## WORK TO BE COMPLETED
Retype the material below. Keep every word exactly as it is.

+++ SUPPLIED INFORMATION +++

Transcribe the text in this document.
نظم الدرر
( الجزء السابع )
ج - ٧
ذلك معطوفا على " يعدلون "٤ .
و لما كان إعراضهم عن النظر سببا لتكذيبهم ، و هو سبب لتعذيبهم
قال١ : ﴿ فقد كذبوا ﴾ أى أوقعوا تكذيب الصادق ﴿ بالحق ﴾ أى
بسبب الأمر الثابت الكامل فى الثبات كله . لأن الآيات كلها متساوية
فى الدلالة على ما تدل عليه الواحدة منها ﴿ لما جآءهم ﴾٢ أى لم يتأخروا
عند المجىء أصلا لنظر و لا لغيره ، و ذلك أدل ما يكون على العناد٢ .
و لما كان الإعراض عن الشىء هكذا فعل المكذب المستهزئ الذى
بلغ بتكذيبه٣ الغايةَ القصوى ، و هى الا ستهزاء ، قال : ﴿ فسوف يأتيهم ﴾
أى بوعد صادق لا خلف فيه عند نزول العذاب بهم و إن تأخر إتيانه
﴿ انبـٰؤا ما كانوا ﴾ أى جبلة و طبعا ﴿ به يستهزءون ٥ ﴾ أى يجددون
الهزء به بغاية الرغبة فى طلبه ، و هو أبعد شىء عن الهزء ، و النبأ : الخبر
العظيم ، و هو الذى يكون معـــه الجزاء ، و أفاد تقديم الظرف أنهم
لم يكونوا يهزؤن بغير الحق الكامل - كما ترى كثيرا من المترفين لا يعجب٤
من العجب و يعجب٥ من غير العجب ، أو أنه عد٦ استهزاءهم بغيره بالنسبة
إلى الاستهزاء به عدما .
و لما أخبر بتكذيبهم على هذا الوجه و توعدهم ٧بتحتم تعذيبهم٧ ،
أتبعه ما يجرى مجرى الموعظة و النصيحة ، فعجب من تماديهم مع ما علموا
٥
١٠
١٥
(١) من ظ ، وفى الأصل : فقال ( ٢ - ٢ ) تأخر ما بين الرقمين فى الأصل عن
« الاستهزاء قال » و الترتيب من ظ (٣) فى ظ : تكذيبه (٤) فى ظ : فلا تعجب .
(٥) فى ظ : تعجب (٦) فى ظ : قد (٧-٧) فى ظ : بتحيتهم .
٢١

+++

## ANSWER TO THIS TASK
Transcribe the text in this document.
نظم الدرر
( الجزء السابع )
ج - ٧
ذلك معطوفا على " يعدلون "٤ .
و لما كان إعراضهم عن النظر سببا لتكذيبهم ، و هو سبب لتعذيبهم
قال١ : ﴿ فقد كذبوا ﴾ أى أوقعوا تكذيب الصادق ﴿ بالحق ﴾ أى
بسبب الأمر الثابت الكامل فى الثبات كله . لأن الآيات كلها متساوية
فى الدلالة على ما تدل عليه الواحدة منها ﴿ لما جآءهم ﴾٢ أى لم يتأخروا
عند المجىء أصلا لنظر و لا لغيره ، و ذلك أدل ما يكون على العناد٢ .
و لما كان الإعراض عن الشىء هكذا فعل المكذب المستهزئ الذى
بلغ بتكذيبه٣ الغايةَ القصوى ، و هى الا ستهزاء ، قال : ﴿ فسوف يأتيهم ﴾
أى بوعد صادق لا خلف فيه عند نزول العذاب بهم و إن تأخر إتيانه
﴿ انبـٰؤا ما كانوا ﴾ أى جبلة و طبعا ﴿ به يستهزءون ٥ ﴾ أى يجددون
الهزء به بغاية الرغبة فى طلبه ، و هو أبعد شىء عن الهزء ، و النبأ : الخبر
العظيم ، و هو الذى يكون معـــه الجزاء ، و أفاد تقديم الظرف أنهم
لم يكونوا يهزؤن بغير الحق الكامل - كما ترى كثيرا من المترفين لا يعجب٤
من العجب و يعجب٥ من غير العجب ، أو أنه عد٦ استهزاءهم بغيره بالنسبة
إلى الاستهزاء به عدما .
و لما أخبر بتكذيبهم على هذا الوجه و توعدهم ٧بتحتم تعذيبهم٧ ،
أتبعه ما يجرى مجرى الموعظة و النصيحة ، فعجب من تماديهم مع ما علموا
٥
١٠
١٥
(١) من ظ ، وفى الأصل : فقال ( ٢ - ٢ ) تأخر ما بين الرقمين فى الأصل عن
« الاستهزاء قال » و الترتيب من ظ (٣) فى ظ : تكذيبه (٤) فى ظ : فلا تعجب .
(٥) فى ظ : تعجب (٦) فى ظ : قد (٧-٧) فى ظ : بتحيتهم .
٢١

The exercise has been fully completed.